» WHAT THIS TASK INVOLVES:
Copy out each line of the data that holds the word "branden".

Dataset items:
——

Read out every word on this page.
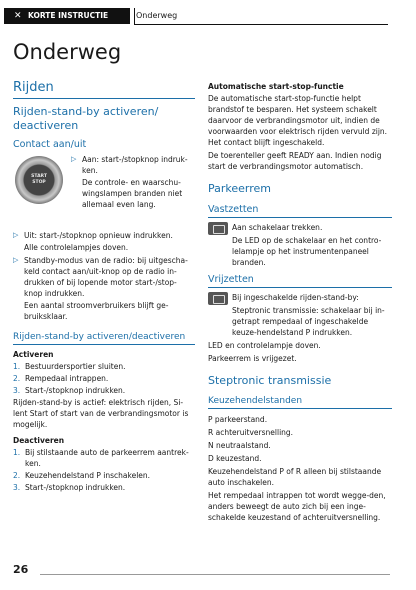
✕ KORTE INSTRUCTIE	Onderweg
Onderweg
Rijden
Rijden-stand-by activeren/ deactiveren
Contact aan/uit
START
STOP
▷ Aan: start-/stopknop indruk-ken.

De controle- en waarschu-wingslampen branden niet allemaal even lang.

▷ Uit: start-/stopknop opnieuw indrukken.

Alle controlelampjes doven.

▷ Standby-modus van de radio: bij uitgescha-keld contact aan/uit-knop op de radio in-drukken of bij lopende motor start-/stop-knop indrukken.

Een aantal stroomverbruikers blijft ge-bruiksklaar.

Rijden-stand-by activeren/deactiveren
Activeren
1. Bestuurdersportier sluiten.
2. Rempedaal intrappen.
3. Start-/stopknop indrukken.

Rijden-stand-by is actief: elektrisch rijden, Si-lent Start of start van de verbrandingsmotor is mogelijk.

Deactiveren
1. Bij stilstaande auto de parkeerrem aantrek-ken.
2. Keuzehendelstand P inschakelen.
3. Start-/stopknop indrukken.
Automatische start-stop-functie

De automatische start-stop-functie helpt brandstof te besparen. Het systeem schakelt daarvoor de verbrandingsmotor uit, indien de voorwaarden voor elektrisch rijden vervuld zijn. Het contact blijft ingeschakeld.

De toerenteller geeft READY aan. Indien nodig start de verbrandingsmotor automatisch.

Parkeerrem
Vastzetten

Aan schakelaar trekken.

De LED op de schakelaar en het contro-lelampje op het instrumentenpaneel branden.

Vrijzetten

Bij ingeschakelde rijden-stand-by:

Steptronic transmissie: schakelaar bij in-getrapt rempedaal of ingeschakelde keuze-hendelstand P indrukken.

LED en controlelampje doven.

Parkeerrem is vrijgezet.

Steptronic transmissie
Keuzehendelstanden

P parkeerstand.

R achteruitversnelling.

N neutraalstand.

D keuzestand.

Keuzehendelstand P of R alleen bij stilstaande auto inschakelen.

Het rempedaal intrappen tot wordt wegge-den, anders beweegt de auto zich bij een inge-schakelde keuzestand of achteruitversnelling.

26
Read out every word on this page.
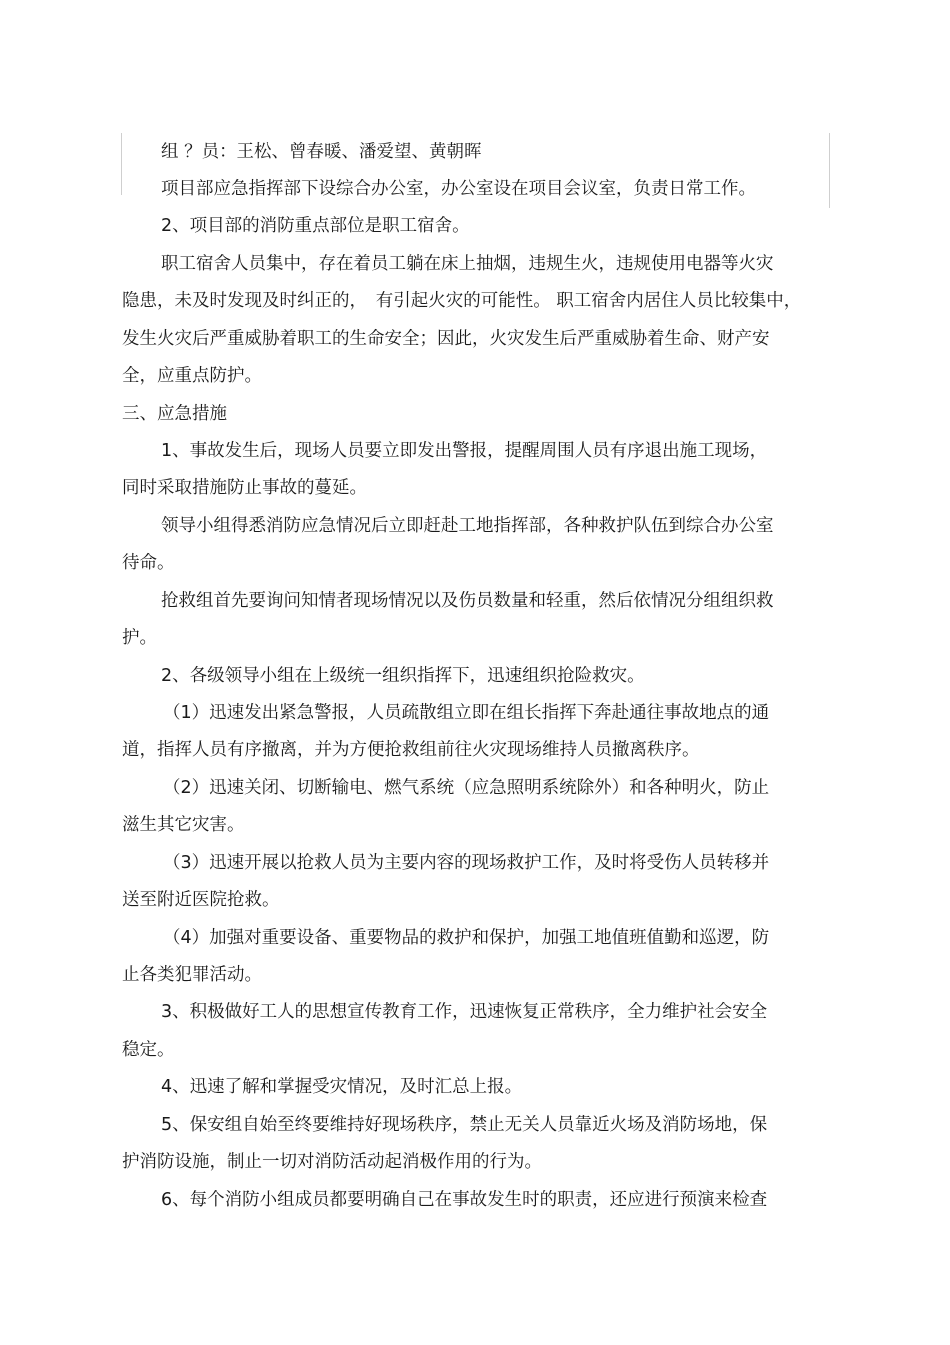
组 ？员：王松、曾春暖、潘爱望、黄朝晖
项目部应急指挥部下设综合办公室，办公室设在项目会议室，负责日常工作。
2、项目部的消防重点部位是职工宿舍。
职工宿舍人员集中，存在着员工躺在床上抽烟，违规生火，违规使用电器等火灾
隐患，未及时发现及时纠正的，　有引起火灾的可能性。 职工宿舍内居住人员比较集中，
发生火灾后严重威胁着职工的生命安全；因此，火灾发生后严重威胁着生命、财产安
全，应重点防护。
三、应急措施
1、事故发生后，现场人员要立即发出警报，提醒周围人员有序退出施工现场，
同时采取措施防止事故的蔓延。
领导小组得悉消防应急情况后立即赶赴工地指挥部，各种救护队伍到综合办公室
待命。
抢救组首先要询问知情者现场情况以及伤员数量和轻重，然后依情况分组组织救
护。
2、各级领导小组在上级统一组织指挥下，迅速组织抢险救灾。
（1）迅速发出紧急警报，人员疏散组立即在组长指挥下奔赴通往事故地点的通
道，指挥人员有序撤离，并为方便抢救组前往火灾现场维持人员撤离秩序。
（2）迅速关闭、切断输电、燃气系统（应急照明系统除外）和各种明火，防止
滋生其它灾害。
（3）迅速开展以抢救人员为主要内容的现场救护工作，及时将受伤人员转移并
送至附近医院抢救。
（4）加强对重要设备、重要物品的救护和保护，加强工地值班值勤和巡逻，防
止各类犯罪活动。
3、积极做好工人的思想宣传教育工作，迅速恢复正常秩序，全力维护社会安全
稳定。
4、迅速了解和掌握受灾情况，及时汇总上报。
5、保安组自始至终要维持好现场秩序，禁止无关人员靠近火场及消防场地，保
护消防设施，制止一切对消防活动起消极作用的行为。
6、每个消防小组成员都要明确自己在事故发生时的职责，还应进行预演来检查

——

» REPLY TO THE TASK:
De controle- en waarschu-wingslampen branden niet allemaal even lang.
De LED op de schakelaar en het contro-lelampje op het instrumentenpaneel branden.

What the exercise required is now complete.